● **Problem**:
Repeat all the records exactly, omitting pictures.

>> begin Exercise material

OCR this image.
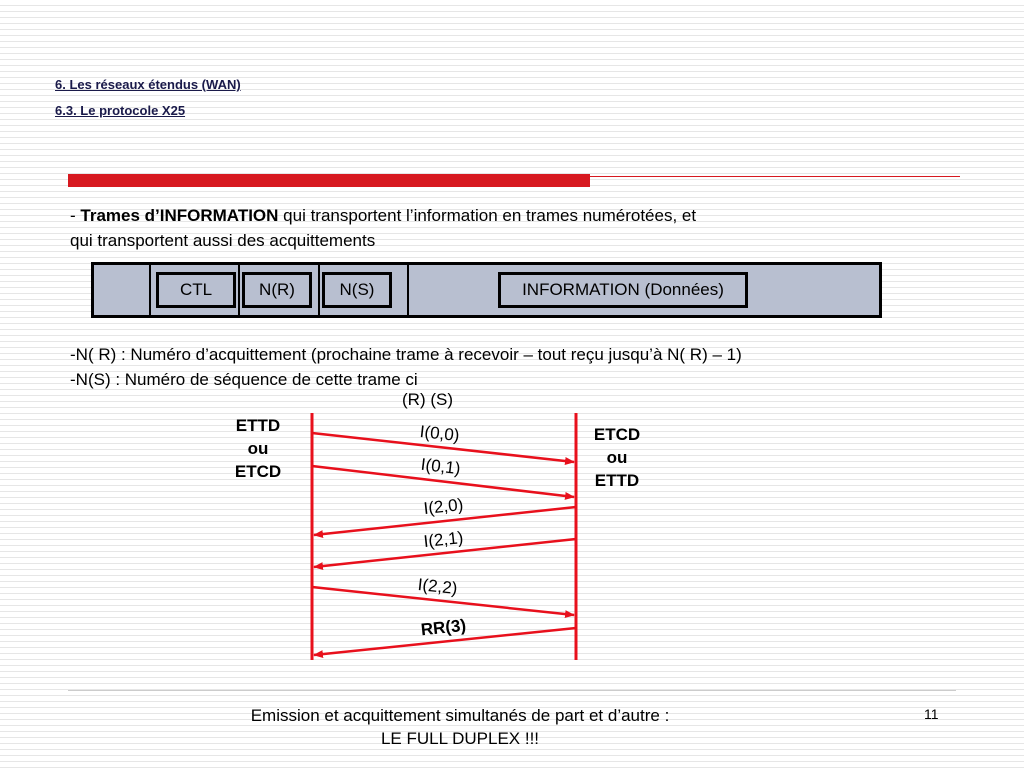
6. Les réseaux étendus (WAN)
6.3. Le protocole X25
- Trames d’INFORMATION qui transportent l’information en trames numérotées, et
qui transportent aussi des acquittements
CTL	N(R)	N(S)	INFORMATION (Données)
-N( R) : Numéro d’acquittement (prochaine trame à recevoir – tout reçu jusqu’à N( R) – 1)
-N(S) : Numéro de séquence de cette trame ci
(R) (S)
ETTD
ou
ETCD
ETCD
ou
ETTD
I(0,0)
I(0,1)
I(2,0)
I(2,1)
I(2,2)
RR(3)
Emission et acquittement simultanés de part et d’autre :
LE FULL DUPLEX !!!
11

>> end Exercise material

● **Response for this exercise**:
OCR this image.
6. Les réseaux étendus (WAN)
6.3. Le protocole X25
- Trames d’INFORMATION qui transportent l’information en trames numérotées, et
qui transportent aussi des acquittements
CTL	N(R)	N(S)	INFORMATION (Données)
-N( R) : Numéro d’acquittement (prochaine trame à recevoir – tout reçu jusqu’à N( R) – 1)
-N(S) : Numéro de séquence de cette trame ci
(R) (S)
ETTD
ou
ETCD
ETCD
ou
ETTD
I(0,0)
I(0,1)
I(2,0)
I(2,1)
I(2,2)
RR(3)
Emission et acquittement simultanés de part et d’autre :
LE FULL DUPLEX !!!
11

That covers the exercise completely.